**Direction:** Reproduce each of the rows below without changing anything.

[Dataset items]
=====
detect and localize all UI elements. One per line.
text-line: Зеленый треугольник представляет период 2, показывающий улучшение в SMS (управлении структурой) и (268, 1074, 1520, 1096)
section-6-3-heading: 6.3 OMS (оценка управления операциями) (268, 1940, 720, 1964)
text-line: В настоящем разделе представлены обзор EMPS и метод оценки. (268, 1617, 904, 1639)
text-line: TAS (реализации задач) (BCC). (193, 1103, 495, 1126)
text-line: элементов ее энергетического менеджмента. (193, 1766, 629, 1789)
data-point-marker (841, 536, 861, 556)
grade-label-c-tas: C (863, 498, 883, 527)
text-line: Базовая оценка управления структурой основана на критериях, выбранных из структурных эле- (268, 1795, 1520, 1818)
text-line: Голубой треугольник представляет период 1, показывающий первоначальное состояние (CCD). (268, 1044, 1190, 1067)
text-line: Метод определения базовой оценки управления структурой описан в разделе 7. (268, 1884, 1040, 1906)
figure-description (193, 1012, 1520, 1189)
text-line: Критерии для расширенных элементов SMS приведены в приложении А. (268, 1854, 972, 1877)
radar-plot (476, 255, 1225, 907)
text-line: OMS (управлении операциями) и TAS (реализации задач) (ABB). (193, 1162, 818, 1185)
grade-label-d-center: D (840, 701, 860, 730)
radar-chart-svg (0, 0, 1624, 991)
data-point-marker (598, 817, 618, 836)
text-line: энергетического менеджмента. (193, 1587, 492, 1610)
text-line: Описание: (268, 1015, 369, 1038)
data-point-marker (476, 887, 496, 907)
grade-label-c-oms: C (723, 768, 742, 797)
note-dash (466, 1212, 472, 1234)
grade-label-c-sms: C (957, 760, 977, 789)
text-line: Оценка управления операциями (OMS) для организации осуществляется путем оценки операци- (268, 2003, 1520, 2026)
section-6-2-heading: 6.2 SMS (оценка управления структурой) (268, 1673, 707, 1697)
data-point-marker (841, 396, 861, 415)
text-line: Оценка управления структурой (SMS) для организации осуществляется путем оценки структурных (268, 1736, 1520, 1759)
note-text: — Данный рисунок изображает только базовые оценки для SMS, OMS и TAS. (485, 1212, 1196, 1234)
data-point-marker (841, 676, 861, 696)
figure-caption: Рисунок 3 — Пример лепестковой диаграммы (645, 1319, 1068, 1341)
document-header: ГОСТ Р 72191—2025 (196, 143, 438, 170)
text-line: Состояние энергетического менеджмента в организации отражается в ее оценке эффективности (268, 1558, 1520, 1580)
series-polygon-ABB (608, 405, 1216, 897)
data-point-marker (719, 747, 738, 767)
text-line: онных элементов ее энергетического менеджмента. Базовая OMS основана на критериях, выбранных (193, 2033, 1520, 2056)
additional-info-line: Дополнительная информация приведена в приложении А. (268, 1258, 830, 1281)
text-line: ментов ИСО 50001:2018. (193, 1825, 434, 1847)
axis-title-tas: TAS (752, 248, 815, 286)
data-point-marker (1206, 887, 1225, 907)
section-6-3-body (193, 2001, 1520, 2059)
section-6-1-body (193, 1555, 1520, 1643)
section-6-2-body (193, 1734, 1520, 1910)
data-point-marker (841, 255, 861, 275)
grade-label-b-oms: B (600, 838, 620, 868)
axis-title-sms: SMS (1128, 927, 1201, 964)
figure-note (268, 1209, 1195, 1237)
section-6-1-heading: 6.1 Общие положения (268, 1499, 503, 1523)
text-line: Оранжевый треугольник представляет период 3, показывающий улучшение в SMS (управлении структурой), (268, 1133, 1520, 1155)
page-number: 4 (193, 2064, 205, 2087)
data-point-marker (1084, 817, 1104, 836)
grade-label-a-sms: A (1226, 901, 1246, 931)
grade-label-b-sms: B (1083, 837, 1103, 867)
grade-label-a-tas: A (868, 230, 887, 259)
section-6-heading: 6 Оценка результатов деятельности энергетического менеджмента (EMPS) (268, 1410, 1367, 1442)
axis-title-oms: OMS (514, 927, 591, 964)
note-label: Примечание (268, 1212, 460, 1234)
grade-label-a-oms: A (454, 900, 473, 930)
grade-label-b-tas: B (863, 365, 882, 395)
=====
**Solved problem:**
detect and localize all UI elements. One per line.
text-line: Зеленый треугольник представляет период 2, показывающий улучшение в SMS (управлении структурой) и (268, 1074, 1520, 1096)
section-6-3-heading: 6.3 OMS (оценка управления операциями) (268, 1940, 720, 1964)
text-line: В настоящем разделе представлены обзор EMPS и метод оценки. (268, 1617, 904, 1639)
text-line: TAS (реализации задач) (BCC). (193, 1103, 495, 1126)
text-line: элементов ее энергетического менеджмента. (193, 1766, 629, 1789)
data-point-marker (841, 536, 861, 556)
grade-label-c-tas: C (863, 498, 883, 527)
text-line: Базовая оценка управления структурой основана на критериях, выбранных из структурных эле- (268, 1795, 1520, 1818)
text-line: Голубой треугольник представляет период 1, показывающий первоначальное состояние (CCD). (268, 1044, 1190, 1067)
text-line: Метод определения базовой оценки управления структурой описан в разделе 7. (268, 1884, 1040, 1906)
figure-description (193, 1012, 1520, 1189)
text-line: Критерии для расширенных элементов SMS приведены в приложении А. (268, 1854, 972, 1877)
radar-plot (476, 255, 1225, 907)
text-line: OMS (управлении операциями) и TAS (реализации задач) (ABB). (193, 1162, 818, 1185)
grade-label-d-center: D (840, 701, 860, 730)
radar-chart-svg (0, 0, 1624, 991)
data-point-marker (598, 817, 618, 836)
text-line: энергетического менеджмента. (193, 1587, 492, 1610)
text-line: Описание: (268, 1015, 369, 1038)
data-point-marker (476, 887, 496, 907)
grade-label-c-oms: C (723, 768, 742, 797)
note-dash (466, 1212, 472, 1234)
grade-label-c-sms: C (957, 760, 977, 789)
text-line: Оценка управления операциями (OMS) для организации осуществляется путем оценки операци- (268, 2003, 1520, 2026)
section-6-2-heading: 6.2 SMS (оценка управления структурой) (268, 1673, 707, 1697)
data-point-marker (841, 396, 861, 415)
text-line: Оценка управления структурой (SMS) для организации осуществляется путем оценки структурных (268, 1736, 1520, 1759)
note-text: — Данный рисунок изображает только базовые оценки для SMS, OMS и TAS. (485, 1212, 1196, 1234)
data-point-marker (841, 676, 861, 696)
figure-caption: Рисунок 3 — Пример лепестковой диаграммы (645, 1319, 1068, 1341)
document-header: ГОСТ Р 72191—2025 (196, 143, 438, 170)
text-line: Состояние энергетического менеджмента в организации отражается в ее оценке эффективности (268, 1558, 1520, 1580)
series-polygon-ABB (608, 405, 1216, 897)
data-point-marker (719, 747, 738, 767)
text-line: онных элементов ее энергетического менеджмента. Базовая OMS основана на критериях, выбранных (193, 2033, 1520, 2056)
additional-info-line: Дополнительная информация приведена в приложении А. (268, 1258, 830, 1281)
text-line: ментов ИСО 50001:2018. (193, 1825, 434, 1847)
axis-title-tas: TAS (752, 248, 815, 286)
data-point-marker (1206, 887, 1225, 907)
section-6-3-body (193, 2001, 1520, 2059)
section-6-1-body (193, 1555, 1520, 1643)
section-6-2-body (193, 1734, 1520, 1910)
data-point-marker (841, 255, 861, 275)
grade-label-b-oms: B (600, 838, 620, 868)
axis-title-sms: SMS (1128, 927, 1201, 964)
figure-note (268, 1209, 1195, 1237)
section-6-1-heading: 6.1 Общие положения (268, 1499, 503, 1523)
text-line: Оранжевый треугольник представляет период 3, показывающий улучшение в SMS (управлении структурой), (268, 1133, 1520, 1155)
page-number: 4 (193, 2064, 205, 2087)
data-point-marker (1084, 817, 1104, 836)
grade-label-a-sms: A (1226, 901, 1246, 931)
grade-label-b-sms: B (1083, 837, 1103, 867)
grade-label-a-tas: A (868, 230, 887, 259)
section-6-heading: 6 Оценка результатов деятельности энергетического менеджмента (EMPS) (268, 1410, 1367, 1442)
axis-title-oms: OMS (514, 927, 591, 964)
note-label: Примечание (268, 1212, 460, 1234)
grade-label-a-oms: A (454, 900, 473, 930)
grade-label-b-tas: B (863, 365, 882, 395)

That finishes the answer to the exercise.